• JOB
In the entries below, how many lines hold the string "frac"? Give only the number.

[Begin]

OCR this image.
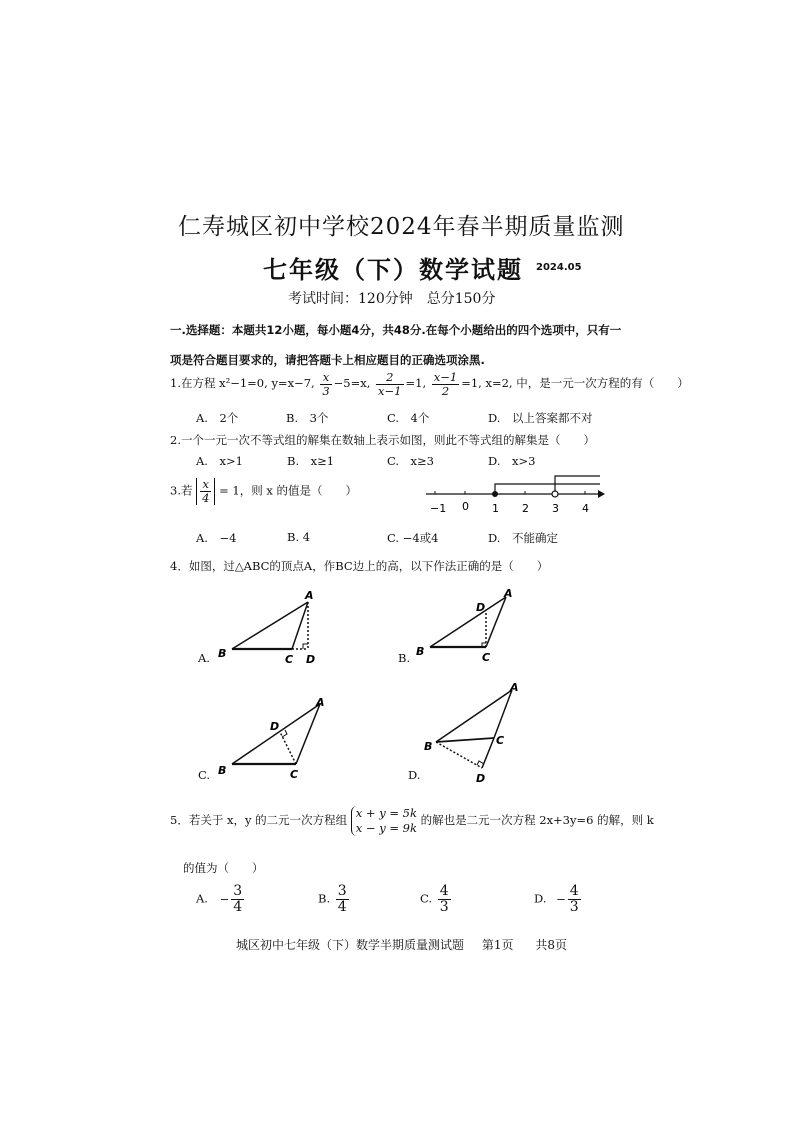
仁寿城区初中学校2024年春半期质量监测
七年级（下）数学试题 2024.05
考试时间：120分钟　总分150分
一.选择题：本题共12小题，每小题4分，共48分.在每个小题给出的四个选项中，只有一
项是符合题目要求的，请把答题卡上相应题目的正确选项涂黑.
1.在方程 x²−1=0, y=x−7, $\frac{x}{3} -5=x$, $\frac{2}{x-1} =1$, $\frac{x-1}{2} =1$, x=2, 中，是一元一次方程的有（　　）
A.　2个	B.　3个	C.　4个	D.　以上答案都不对
2.一个一元一次不等式组的解集在数轴上表示如图，则此不等式组的解集是（　　）
A.　x>1	B.　x≥1	C.　x≥3	D.　x>3
−1 0 1 2 3 4
3.若 $\frac{x}{4} = 1$，则 x 的值是（　　）
A.　−4	B. 4	C. −4或4	D.　不能确定
4．如图，过△ABC的顶点A，作BC边上的高，以下作法正确的是（　　）
A.
A
B	C D	B.
A
B	C
D
C.
A
B	C
D
D.
A
B	C
D
5．若关于 x，y 的二元一次方程组 x + y = 5k
x − y = 9k
的解也是二元一次方程 2x+3y=6 的解，则 k
的值为（　　）
A. − $\frac{3}{4}$	B. $\frac{3}{4}$	C. $\frac{4}{3}$	D. − $\frac{4}{3}$
城区初中七年级（下）数学半期质量测试题 第1页 共8页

[End]

• TASK OUTPUT
3